> Written request:
Examine the entries and show every line in which the word "exposure" is found.

> Dataset extract:
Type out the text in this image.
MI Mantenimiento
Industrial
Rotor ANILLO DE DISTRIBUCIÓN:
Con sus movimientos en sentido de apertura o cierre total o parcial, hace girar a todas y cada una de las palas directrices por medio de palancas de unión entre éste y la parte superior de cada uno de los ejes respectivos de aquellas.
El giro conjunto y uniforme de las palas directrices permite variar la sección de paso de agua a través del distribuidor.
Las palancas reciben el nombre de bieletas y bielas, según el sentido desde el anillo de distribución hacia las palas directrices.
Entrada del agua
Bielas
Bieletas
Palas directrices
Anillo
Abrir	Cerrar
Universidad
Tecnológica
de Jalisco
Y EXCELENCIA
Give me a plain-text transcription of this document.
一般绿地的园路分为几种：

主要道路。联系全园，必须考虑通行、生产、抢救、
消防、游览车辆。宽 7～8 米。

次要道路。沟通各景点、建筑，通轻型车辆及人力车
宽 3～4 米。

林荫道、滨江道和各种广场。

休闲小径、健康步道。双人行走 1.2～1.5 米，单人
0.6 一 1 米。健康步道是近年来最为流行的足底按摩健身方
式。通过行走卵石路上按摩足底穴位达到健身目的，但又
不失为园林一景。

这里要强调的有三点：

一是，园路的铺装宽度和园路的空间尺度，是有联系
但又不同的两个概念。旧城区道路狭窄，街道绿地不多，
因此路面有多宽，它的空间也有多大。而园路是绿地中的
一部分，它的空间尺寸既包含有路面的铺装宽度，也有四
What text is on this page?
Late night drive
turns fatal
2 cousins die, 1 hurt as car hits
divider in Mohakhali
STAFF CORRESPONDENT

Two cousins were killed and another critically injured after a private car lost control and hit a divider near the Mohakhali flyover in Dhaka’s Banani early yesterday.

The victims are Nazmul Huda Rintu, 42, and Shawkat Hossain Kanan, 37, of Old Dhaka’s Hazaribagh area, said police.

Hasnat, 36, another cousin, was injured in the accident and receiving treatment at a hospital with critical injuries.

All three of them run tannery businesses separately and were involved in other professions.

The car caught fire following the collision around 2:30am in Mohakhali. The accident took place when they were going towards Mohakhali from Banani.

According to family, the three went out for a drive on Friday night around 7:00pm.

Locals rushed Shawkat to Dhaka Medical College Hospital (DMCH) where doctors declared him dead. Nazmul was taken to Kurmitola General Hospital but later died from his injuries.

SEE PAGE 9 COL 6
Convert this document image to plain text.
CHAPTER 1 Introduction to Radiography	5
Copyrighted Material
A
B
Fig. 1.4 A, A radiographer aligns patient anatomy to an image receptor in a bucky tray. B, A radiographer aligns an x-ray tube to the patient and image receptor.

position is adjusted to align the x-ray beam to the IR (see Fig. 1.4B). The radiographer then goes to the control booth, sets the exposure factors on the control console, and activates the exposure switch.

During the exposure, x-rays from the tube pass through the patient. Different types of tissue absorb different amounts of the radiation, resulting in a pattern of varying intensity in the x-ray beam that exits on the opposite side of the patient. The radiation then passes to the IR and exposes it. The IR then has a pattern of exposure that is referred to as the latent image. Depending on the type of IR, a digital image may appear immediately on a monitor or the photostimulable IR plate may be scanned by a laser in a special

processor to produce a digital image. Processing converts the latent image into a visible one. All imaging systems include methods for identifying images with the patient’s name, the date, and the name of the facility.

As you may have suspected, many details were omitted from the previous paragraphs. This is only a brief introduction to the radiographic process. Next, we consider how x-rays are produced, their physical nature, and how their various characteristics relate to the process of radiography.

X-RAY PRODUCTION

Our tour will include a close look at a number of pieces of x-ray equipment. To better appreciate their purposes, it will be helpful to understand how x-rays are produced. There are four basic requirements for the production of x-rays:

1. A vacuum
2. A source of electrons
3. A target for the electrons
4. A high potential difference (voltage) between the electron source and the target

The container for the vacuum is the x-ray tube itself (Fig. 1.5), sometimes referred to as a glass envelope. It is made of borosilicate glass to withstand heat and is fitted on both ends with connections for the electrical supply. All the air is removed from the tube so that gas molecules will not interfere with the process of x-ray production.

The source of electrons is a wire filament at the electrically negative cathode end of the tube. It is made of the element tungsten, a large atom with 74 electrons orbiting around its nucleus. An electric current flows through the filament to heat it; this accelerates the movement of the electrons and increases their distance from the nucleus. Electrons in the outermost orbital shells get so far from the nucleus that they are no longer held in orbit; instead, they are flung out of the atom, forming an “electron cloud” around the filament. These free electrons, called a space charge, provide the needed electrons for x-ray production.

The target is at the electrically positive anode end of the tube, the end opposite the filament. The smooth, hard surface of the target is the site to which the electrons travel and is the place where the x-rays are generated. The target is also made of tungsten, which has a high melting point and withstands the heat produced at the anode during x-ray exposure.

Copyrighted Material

> Full solution:
position is adjusted to align the x-ray beam to the IR (see Fig. 1.4B). The radiographer then goes to the control booth, sets the exposure factors on the control console, and activates the exposure switch.
During the exposure, x-rays from the tube pass through the patient. Different types of tissue absorb different amounts of the radiation, resulting in a pattern of varying intensity in the x-ray beam that exits on the opposite side of the patient. The radiation then passes to the IR and exposes it. The IR then has a pattern of exposure that is referred to as the latent image. Depending on the type of IR, a digital image may appear immediately on a monitor or the photostimulable IR plate may be scanned by a laser in a special
The target is at the electrically positive anode end of the tube, the end opposite the filament. The smooth, hard surface of the target is the site to which the electrons travel and is the place where the x-rays are generated. The target is also made of tungsten, which has a high melting point and withstands the heat produced at the anode during x-ray exposure.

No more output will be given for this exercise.